— What the task asks —
Show each line of the data below that has the string "screenshot" in it.

[Entries taken from a collection]

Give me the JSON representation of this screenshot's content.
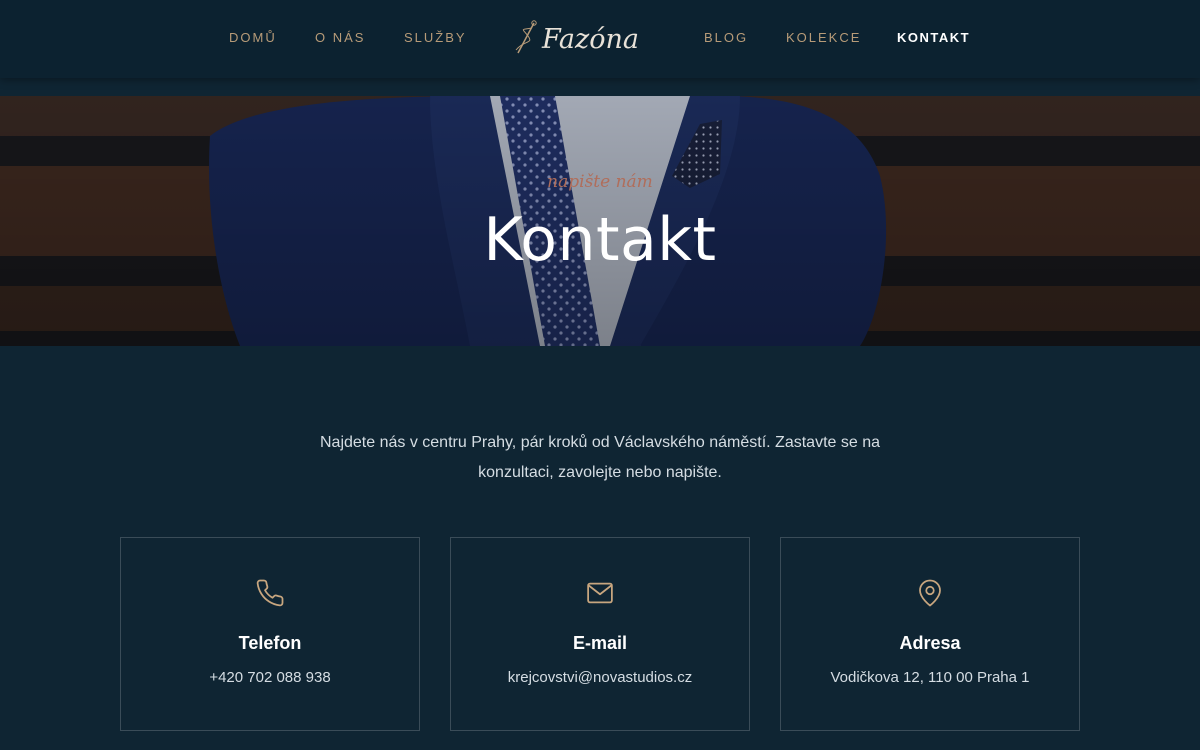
{
  "nav": {
    "items": [
      {
        "label": "DOMŮ"
      },
      {
        "label": "O NÁS"
      },
      {
        "label": "SLUŽBY"
      },
      {
        "label": "BLOG"
      },
      {
        "label": "KOLEKCE"
      },
      {
        "label": "KONTAKT"
      }
    ],
    "logo_text": "Fazóna"
  },
  "hero": {
    "kicker": "napište nám",
    "title": "Kontakt"
  },
  "intro": "Najdete nás v centru Prahy, pár kroků od Václavského náměstí. Zastavte se na konzultaci, zavolejte nebo napište.",
  "cards": [
    {
      "icon": "phone-icon",
      "title": "Telefon",
      "value": "+420 702 088 938"
    },
    {
      "icon": "mail-icon",
      "title": "E-mail",
      "value": "krejcovstvi@novastudios.cz"
    },
    {
      "icon": "map-pin-icon",
      "title": "Adresa",
      "value": "Vodičkova 12, 110 00 Praha 1"
    }
  ],
  "colors": {
    "background": "#0f2533",
    "nav_bg": "#0c2230",
    "accent_gold": "#b79b78",
    "kicker": "#b06e5b",
    "card_border": "#3a4c58"
  }
}
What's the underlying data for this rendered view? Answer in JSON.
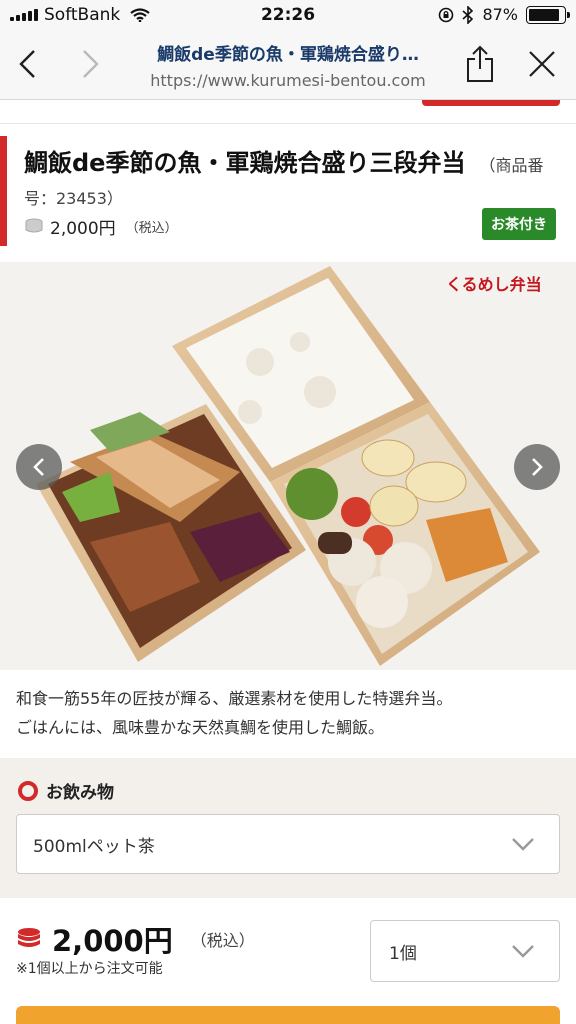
{
  "status_bar": {
    "carrier": "SoftBank",
    "time": "22:26",
    "battery_percent": "87%",
    "battery_level": 0.87
  },
  "browser": {
    "page_title": "鯛飯de季節の魚・軍鶏焼合盛り…",
    "url": "https://www.kurumesi-bentou.com",
    "icons": [
      "back-icon",
      "forward-icon",
      "share-icon",
      "close-icon"
    ]
  },
  "product": {
    "title": "鯛飯de季節の魚・軍鶏焼合盛り三段弁当",
    "code": "（商品番号：23453）",
    "price": "2,000円",
    "tax_note": "（税込）",
    "badge": "お茶付き",
    "image_logo_text": "くるめし弁当",
    "description_lines": [
      "和食一筋55年の匠技が輝る、厳選素材を使用した特選弁当。",
      "ごはんには、風味豊かな天然真鯛を使用した鯛飯。"
    ]
  },
  "options": {
    "drink_label": "お飲み物",
    "drink_selected": "500mlペット茶"
  },
  "order": {
    "price": "2,000円",
    "tax_note": "（税込）",
    "min_note": "※1個以上から注文可能",
    "quantity_selected": "1個"
  },
  "colors": {
    "accent_red": "#d22a2a",
    "badge_green": "#2a8a2a",
    "cart_orange": "#f0a32d",
    "title_navy": "#1a3b6a"
  }
}
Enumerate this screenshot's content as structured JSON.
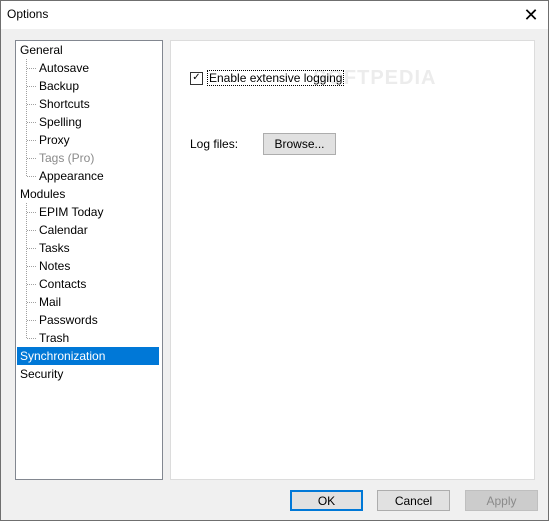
{
  "window": {
    "title": "Options",
    "close_glyph": "✕"
  },
  "tree": {
    "selected": "Synchronization",
    "items": [
      {
        "label": "General",
        "level": 0,
        "disabled": false
      },
      {
        "label": "Autosave",
        "level": 1,
        "disabled": false
      },
      {
        "label": "Backup",
        "level": 1,
        "disabled": false
      },
      {
        "label": "Shortcuts",
        "level": 1,
        "disabled": false
      },
      {
        "label": "Spelling",
        "level": 1,
        "disabled": false
      },
      {
        "label": "Proxy",
        "level": 1,
        "disabled": false
      },
      {
        "label": "Tags (Pro)",
        "level": 1,
        "disabled": true
      },
      {
        "label": "Appearance",
        "level": 1,
        "disabled": false
      },
      {
        "label": "Modules",
        "level": 0,
        "disabled": false
      },
      {
        "label": "EPIM Today",
        "level": 1,
        "disabled": false
      },
      {
        "label": "Calendar",
        "level": 1,
        "disabled": false
      },
      {
        "label": "Tasks",
        "level": 1,
        "disabled": false
      },
      {
        "label": "Notes",
        "level": 1,
        "disabled": false
      },
      {
        "label": "Contacts",
        "level": 1,
        "disabled": false
      },
      {
        "label": "Mail",
        "level": 1,
        "disabled": false
      },
      {
        "label": "Passwords",
        "level": 1,
        "disabled": false
      },
      {
        "label": "Trash",
        "level": 1,
        "disabled": false
      },
      {
        "label": "Synchronization",
        "level": 0,
        "disabled": false
      },
      {
        "label": "Security",
        "level": 0,
        "disabled": false
      }
    ]
  },
  "panel": {
    "checkbox_label": "Enable extensive logging",
    "checkbox_checked": true,
    "check_glyph": "✓",
    "watermark": "SOFTPEDIA",
    "log_files_label": "Log files:",
    "browse_label": "Browse..."
  },
  "buttons": {
    "ok": "OK",
    "cancel": "Cancel",
    "apply": "Apply"
  },
  "colors": {
    "selection": "#0078d7",
    "disabled_text": "#8a8a8a"
  }
}
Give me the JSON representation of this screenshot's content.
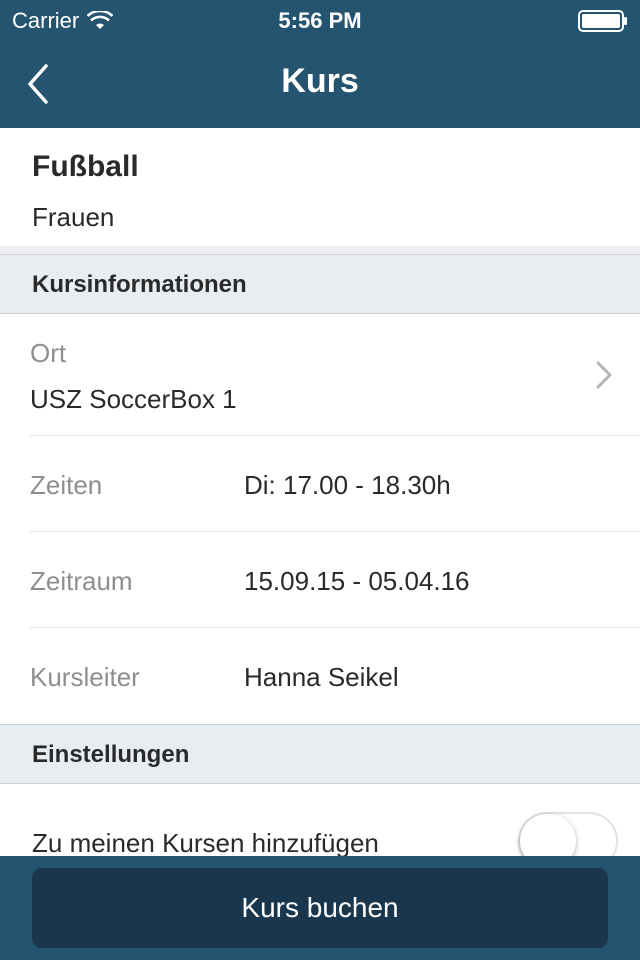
{
  "status_bar": {
    "carrier": "Carrier",
    "time": "5:56 PM"
  },
  "nav": {
    "title": "Kurs",
    "back_icon": "chevron-left-icon"
  },
  "course": {
    "title": "Fußball",
    "subtitle": "Frauen"
  },
  "sections": {
    "info": "Kursinformationen",
    "settings": "Einstellungen"
  },
  "info_rows": {
    "ort": {
      "label": "Ort",
      "value": "USZ SoccerBox 1"
    },
    "zeiten": {
      "label": "Zeiten",
      "value": "Di: 17.00 - 18.30h"
    },
    "zeitraum": {
      "label": "Zeitraum",
      "value": "15.09.15 - 05.04.16"
    },
    "kursleiter": {
      "label": "Kursleiter",
      "value": "Hanna Seikel"
    }
  },
  "settings_rows": {
    "add_to_courses": {
      "label": "Zu meinen Kursen hinzufügen",
      "enabled": false
    }
  },
  "footer": {
    "book_label": "Kurs buchen"
  },
  "colors": {
    "brand": "#255470",
    "button": "#19364d",
    "section_bg": "#e8edf2"
  }
}
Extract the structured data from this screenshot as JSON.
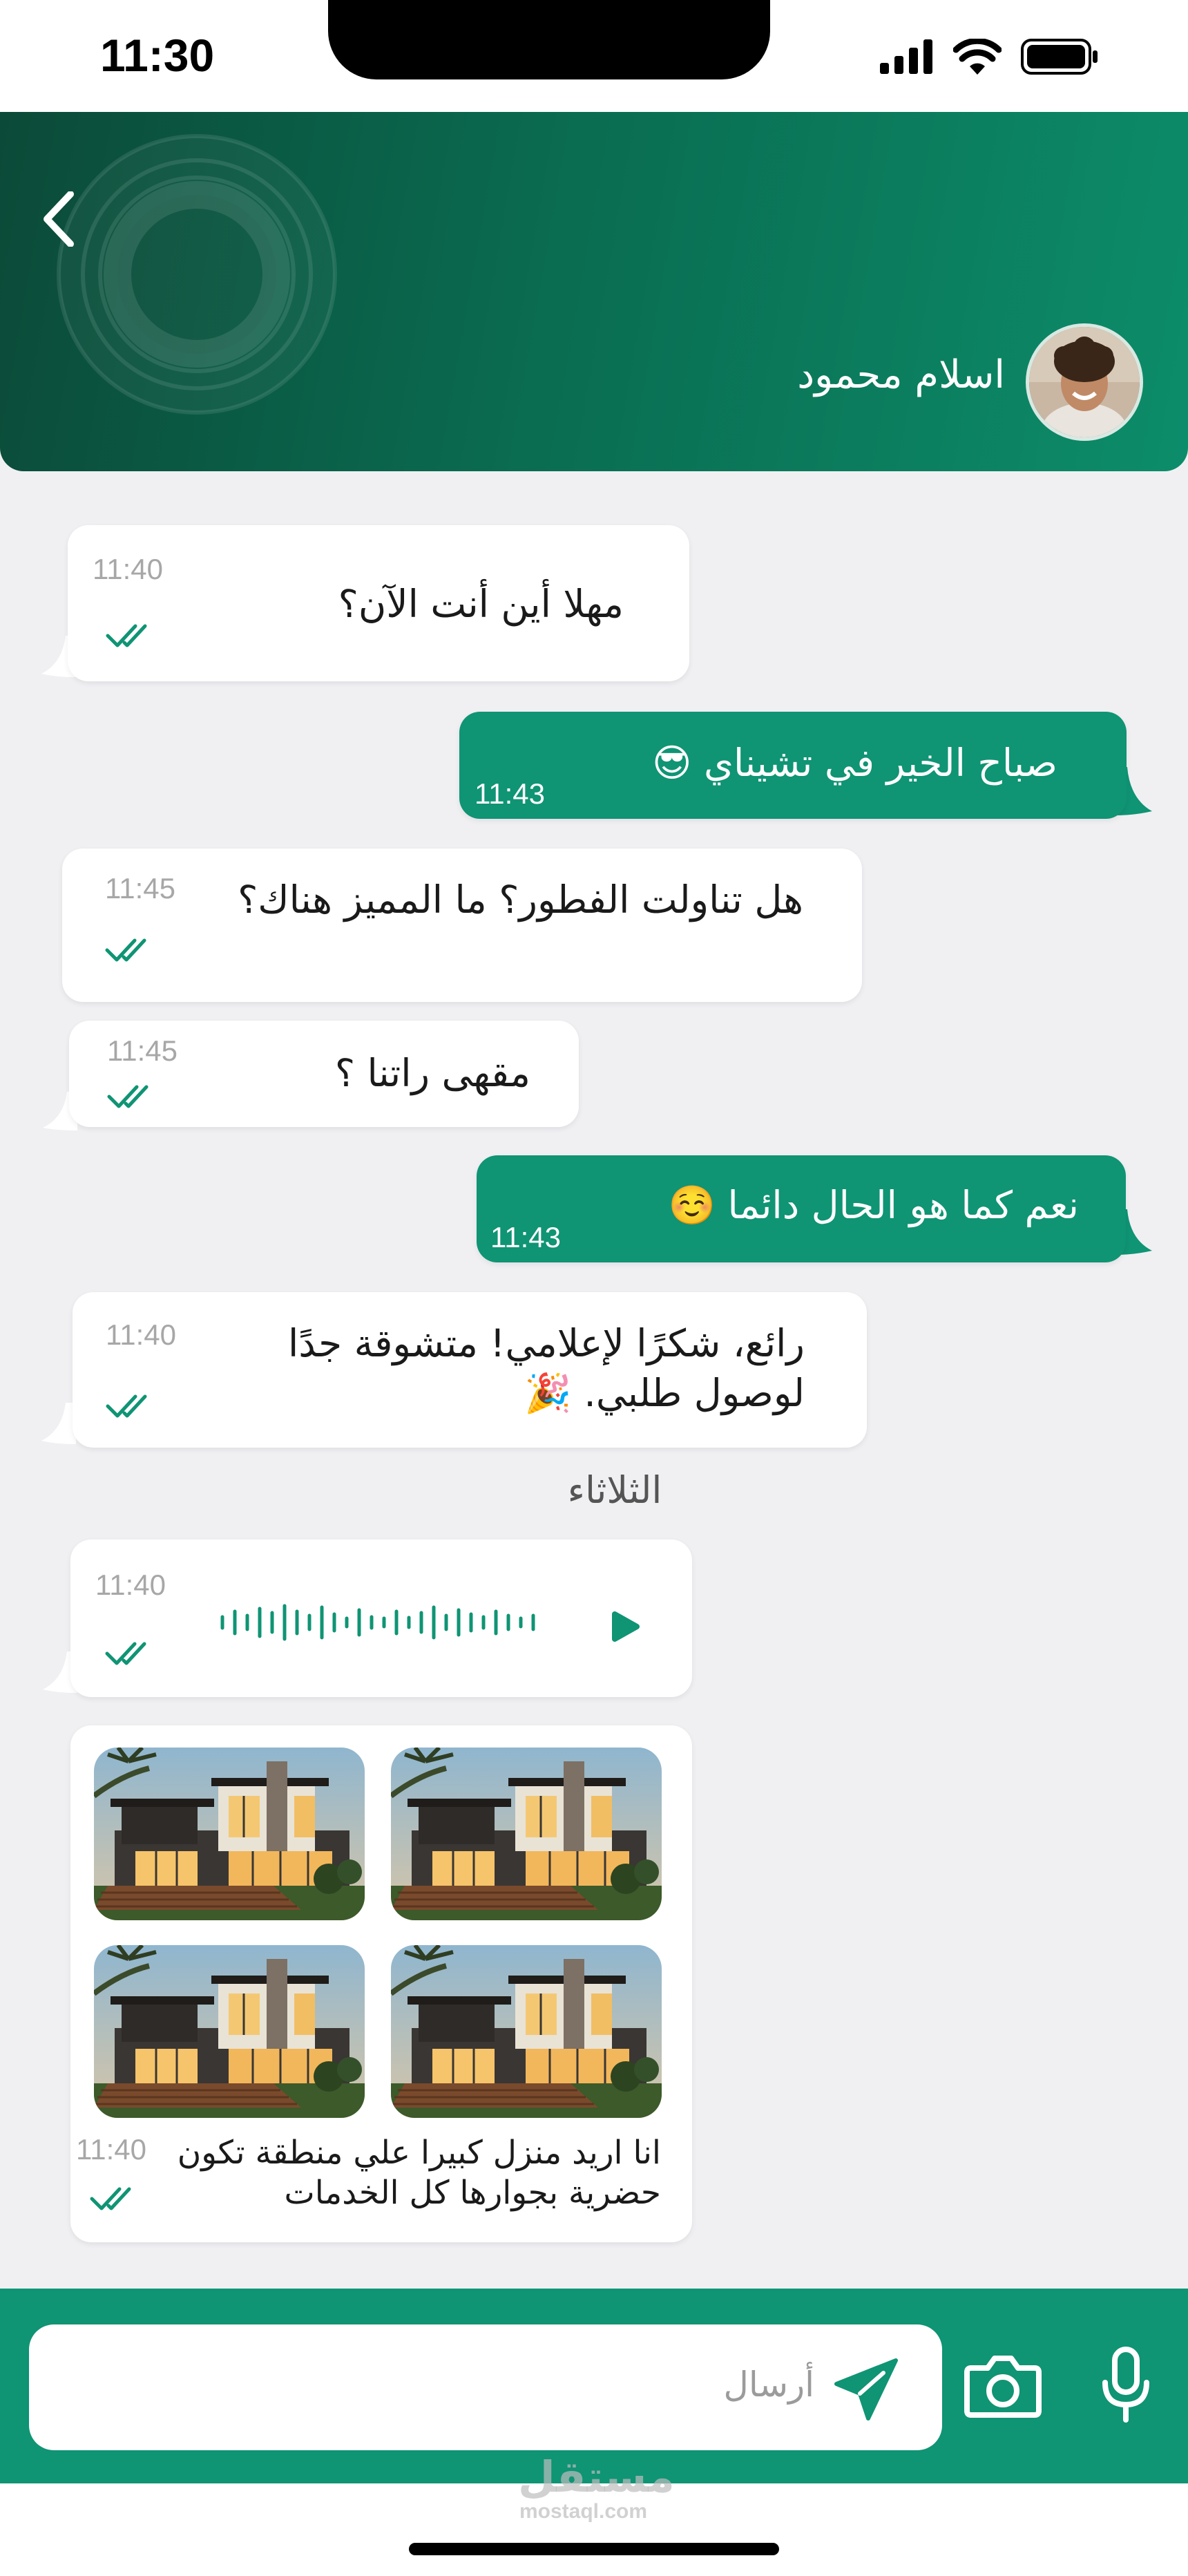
{
  "status_bar": {
    "time": "11:30"
  },
  "header": {
    "contact_name": "اسلام محمود"
  },
  "day_separator": "الثلاثاء",
  "messages": [
    {
      "dir": "in",
      "text": "مهلا أين أنت الآن؟",
      "time": "11:40"
    },
    {
      "dir": "out",
      "text": "صباح الخير في تشيناي 😎",
      "time": "11:43"
    },
    {
      "dir": "in",
      "text": "هل تناولت الفطور؟ ما المميز هناك؟",
      "time": "11:45"
    },
    {
      "dir": "in",
      "text": "مقهى راتنا ؟",
      "time": "11:45"
    },
    {
      "dir": "out",
      "text": "نعم كما هو الحال دائما ☺️",
      "time": "11:43"
    },
    {
      "dir": "in",
      "text": "رائع، شكرًا لإعلامي! متشوقة جدًا لوصول طلبي. 🎉",
      "time": "11:40"
    },
    {
      "dir": "in",
      "type": "voice",
      "time": "11:40"
    },
    {
      "dir": "in",
      "type": "images",
      "text": "انا اريد منزل كبيرا علي منطقة تكون حضرية بجوارها كل الخدمات",
      "time": "11:40"
    }
  ],
  "composer": {
    "placeholder": "أرسال"
  },
  "watermark": {
    "arabic": "مستقل",
    "latin": "mostaql.com"
  },
  "colors": {
    "brand": "#0f9474",
    "header_dark": "#0b4a38",
    "tick": "#0f9474"
  }
}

— Task response —
Give me the JSON representation of this screenshot's content.
Enumerate this screenshot's content as structured JSON.
Give me the JSON representation of this screenshot's content.
Extract the structured data from this screenshot as JSON.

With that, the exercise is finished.